■ **TASK DESCRIPTION**
Take each line containing "color" and report it exactly as written.

--- START OF DATA ROWS ---

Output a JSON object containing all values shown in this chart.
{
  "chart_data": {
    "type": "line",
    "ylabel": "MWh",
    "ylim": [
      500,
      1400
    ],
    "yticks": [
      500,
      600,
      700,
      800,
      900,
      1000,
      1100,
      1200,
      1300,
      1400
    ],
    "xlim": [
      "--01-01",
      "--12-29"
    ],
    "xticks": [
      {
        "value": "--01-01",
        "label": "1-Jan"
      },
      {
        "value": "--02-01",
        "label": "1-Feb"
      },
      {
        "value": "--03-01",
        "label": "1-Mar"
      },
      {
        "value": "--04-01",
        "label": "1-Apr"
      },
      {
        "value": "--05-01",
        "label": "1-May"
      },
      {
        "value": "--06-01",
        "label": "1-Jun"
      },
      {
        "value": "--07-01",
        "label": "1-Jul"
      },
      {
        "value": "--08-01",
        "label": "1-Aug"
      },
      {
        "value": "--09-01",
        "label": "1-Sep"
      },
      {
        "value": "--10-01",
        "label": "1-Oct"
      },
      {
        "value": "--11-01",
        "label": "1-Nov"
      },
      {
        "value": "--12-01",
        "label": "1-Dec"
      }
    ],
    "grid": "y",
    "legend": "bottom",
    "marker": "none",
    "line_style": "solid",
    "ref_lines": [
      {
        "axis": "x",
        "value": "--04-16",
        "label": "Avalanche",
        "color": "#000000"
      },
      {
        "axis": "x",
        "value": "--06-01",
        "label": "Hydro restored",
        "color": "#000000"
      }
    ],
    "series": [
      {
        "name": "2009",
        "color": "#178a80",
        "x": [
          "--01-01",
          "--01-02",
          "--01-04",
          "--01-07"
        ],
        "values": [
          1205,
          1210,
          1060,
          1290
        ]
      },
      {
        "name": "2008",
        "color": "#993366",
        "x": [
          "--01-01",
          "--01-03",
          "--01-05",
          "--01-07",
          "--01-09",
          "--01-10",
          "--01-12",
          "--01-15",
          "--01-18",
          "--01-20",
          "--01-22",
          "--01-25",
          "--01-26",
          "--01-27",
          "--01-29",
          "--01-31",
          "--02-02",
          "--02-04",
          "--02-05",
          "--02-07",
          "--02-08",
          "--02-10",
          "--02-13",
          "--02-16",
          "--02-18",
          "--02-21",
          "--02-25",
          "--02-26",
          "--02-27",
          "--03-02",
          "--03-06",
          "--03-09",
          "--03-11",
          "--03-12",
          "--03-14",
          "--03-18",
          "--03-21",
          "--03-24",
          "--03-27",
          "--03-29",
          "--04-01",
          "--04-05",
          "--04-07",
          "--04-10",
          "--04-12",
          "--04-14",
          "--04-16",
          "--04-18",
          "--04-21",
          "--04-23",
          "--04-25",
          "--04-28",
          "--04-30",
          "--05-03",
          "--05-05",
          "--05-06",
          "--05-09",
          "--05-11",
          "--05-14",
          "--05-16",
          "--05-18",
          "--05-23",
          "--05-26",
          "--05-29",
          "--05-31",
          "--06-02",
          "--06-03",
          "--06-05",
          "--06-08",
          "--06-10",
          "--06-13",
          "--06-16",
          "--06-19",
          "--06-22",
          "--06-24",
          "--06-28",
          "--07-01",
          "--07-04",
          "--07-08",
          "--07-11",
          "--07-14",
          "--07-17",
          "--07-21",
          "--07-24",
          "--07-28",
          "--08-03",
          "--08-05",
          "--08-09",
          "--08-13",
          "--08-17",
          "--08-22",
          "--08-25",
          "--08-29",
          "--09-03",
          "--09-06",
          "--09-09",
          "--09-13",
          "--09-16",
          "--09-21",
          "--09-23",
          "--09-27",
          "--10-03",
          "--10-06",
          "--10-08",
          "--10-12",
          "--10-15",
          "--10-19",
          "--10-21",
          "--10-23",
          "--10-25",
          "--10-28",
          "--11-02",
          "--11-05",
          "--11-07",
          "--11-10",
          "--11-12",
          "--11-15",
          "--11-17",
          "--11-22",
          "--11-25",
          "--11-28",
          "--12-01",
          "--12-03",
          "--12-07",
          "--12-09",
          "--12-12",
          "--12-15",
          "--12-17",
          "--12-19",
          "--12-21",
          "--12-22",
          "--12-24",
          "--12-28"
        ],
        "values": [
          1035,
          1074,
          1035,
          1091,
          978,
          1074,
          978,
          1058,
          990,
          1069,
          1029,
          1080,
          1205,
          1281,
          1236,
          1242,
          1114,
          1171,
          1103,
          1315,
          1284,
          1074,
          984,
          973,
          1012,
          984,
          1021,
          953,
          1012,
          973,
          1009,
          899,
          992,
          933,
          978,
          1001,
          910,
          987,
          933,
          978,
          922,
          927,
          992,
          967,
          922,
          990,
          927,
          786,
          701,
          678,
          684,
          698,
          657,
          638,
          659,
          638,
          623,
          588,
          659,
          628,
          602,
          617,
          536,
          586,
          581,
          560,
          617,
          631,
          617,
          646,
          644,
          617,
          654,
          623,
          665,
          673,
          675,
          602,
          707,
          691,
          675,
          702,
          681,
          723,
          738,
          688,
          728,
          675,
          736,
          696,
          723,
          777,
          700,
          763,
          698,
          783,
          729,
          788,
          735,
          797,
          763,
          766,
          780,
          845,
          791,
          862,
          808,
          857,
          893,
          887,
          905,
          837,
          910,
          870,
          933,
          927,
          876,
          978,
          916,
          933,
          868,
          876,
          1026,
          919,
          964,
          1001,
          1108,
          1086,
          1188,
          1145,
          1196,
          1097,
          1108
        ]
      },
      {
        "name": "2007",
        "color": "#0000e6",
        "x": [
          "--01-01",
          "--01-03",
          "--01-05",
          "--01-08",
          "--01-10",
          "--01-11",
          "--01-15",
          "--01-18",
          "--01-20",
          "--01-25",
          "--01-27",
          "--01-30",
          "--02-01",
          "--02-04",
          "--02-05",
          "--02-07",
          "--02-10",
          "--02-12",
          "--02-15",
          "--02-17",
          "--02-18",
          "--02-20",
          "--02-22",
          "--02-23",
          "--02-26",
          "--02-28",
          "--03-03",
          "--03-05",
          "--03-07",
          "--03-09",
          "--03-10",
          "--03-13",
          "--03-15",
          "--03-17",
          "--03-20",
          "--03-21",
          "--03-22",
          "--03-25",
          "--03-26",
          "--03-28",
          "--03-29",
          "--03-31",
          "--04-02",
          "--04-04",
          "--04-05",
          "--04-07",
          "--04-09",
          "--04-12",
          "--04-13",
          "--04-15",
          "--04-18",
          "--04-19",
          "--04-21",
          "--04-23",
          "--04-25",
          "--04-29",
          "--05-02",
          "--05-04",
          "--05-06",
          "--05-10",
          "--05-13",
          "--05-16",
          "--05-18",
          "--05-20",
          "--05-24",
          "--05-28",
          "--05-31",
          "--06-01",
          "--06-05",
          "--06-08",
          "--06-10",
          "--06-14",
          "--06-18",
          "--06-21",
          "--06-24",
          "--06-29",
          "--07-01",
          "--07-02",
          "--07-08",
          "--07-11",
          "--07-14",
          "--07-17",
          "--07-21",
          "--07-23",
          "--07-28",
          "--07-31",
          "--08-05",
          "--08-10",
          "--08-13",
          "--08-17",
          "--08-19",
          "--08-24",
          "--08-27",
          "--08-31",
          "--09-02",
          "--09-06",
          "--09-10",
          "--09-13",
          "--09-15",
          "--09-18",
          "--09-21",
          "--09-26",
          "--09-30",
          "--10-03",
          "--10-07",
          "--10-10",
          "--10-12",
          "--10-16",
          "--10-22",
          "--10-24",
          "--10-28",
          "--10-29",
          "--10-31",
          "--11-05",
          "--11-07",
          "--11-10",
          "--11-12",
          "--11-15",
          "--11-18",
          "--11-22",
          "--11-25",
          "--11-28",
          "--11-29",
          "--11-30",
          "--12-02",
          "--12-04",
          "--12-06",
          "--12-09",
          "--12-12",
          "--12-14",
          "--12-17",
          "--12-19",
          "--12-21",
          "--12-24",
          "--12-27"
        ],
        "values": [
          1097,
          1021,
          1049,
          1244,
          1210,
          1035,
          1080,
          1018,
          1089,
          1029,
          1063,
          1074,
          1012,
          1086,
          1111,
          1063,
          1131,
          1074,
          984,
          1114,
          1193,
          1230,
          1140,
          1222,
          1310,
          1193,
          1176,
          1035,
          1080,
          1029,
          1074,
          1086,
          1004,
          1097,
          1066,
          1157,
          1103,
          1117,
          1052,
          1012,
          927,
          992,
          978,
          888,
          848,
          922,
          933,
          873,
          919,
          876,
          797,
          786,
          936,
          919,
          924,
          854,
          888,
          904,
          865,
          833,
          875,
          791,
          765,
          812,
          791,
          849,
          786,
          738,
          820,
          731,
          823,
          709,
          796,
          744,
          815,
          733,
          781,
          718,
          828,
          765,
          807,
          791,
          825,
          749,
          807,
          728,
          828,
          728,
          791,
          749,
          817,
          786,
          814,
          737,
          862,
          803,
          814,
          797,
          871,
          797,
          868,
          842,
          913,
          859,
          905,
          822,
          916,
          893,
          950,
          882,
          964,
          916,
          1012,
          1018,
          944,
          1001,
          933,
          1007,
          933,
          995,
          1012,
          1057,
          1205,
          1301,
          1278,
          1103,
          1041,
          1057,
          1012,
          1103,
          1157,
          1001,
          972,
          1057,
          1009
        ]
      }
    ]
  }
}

--- END OF DATA ROWS ---

■ **TASK ANSWER**
        "color": "#000000"
        "color": "#000000"
        "color": "#178a80",
        "color": "#993366",
        "color": "#0000e6",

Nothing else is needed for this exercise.